— WHAT YOU SHOULD DO —
Go through the data below line by line and count those containing the word "initiatives". Reply with the count only.

— EXTRACTED RECORDS —
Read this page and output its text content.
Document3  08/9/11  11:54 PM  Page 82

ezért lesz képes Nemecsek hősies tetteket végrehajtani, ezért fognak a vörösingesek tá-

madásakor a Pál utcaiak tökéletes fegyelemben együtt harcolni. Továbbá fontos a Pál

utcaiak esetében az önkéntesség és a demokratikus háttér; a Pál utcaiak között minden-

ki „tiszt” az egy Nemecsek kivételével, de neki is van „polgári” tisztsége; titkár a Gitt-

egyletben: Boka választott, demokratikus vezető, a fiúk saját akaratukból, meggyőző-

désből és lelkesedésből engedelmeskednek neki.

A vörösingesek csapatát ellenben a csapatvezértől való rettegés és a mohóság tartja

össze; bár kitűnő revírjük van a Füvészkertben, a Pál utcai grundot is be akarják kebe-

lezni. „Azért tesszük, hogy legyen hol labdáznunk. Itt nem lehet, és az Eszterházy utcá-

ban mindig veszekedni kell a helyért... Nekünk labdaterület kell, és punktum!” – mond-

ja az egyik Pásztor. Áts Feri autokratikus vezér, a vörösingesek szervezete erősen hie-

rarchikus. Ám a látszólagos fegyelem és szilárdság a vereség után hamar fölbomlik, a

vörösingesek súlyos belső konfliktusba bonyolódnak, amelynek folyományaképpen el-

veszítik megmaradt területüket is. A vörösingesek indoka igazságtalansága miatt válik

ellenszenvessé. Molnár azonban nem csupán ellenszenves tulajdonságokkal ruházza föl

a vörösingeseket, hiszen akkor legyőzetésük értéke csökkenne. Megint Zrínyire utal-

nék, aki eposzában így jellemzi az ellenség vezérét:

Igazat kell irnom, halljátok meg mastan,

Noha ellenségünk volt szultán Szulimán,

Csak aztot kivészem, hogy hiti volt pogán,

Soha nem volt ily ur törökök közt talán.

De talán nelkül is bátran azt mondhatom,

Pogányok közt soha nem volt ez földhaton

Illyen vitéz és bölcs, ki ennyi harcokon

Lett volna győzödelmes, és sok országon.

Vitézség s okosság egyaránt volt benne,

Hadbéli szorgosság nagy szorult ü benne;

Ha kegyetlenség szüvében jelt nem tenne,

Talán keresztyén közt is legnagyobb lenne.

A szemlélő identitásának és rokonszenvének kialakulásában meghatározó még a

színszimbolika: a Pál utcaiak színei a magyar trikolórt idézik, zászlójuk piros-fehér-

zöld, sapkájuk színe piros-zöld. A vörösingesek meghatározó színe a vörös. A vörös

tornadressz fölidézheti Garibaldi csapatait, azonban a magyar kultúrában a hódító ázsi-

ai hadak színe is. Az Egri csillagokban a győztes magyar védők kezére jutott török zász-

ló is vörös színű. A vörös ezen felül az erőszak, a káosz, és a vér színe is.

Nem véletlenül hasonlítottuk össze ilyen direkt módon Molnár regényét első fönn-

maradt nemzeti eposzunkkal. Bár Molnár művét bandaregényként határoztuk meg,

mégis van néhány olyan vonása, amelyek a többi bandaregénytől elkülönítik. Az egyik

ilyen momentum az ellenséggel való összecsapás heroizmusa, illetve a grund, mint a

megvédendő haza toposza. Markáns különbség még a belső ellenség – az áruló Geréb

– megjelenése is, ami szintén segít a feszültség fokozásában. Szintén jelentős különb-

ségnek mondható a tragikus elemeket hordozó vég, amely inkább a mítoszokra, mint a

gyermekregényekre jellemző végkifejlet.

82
--
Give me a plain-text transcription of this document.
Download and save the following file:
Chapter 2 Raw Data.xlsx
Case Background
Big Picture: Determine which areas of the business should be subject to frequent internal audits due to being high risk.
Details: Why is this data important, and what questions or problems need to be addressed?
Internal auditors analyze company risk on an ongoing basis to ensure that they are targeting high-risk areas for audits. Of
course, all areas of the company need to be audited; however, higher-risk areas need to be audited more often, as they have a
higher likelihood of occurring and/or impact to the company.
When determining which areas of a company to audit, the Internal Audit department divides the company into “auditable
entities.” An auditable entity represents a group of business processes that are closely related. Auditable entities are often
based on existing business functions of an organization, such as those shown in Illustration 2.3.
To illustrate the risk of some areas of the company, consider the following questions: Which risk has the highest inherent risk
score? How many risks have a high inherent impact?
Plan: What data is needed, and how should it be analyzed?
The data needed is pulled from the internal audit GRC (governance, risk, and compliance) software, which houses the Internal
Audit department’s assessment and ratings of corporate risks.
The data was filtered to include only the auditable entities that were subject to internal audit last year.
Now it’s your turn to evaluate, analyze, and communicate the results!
==
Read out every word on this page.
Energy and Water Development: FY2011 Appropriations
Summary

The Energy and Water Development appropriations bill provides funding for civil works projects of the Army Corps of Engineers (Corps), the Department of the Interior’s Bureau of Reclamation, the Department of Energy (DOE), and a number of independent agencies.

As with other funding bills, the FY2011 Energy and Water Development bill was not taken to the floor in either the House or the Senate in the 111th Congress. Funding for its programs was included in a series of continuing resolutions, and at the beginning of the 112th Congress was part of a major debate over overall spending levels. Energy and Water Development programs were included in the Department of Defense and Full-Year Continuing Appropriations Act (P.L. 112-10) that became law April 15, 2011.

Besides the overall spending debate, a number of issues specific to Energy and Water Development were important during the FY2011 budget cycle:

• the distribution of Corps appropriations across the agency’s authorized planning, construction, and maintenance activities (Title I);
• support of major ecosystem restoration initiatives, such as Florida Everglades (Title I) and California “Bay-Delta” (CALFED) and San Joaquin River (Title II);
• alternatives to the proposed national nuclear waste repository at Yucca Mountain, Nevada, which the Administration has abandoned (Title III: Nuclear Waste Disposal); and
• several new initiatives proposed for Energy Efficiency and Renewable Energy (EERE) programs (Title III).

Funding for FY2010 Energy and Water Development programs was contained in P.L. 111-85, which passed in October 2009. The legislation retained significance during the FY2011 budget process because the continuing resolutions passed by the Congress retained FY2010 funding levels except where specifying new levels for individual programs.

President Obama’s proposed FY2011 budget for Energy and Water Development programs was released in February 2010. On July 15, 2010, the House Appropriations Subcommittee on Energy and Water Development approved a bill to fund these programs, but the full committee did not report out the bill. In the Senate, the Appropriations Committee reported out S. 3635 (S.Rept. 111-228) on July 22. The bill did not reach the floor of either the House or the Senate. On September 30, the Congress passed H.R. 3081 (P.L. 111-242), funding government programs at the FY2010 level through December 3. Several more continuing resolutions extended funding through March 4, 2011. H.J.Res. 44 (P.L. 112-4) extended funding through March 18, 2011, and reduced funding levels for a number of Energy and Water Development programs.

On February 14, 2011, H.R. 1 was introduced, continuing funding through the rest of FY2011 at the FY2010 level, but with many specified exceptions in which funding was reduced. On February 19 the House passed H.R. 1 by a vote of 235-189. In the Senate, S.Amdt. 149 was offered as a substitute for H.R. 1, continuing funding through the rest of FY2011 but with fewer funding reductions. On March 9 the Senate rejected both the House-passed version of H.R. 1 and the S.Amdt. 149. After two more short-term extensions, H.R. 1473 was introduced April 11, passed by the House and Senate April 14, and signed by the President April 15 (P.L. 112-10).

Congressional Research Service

— TASK OUTPUT —
2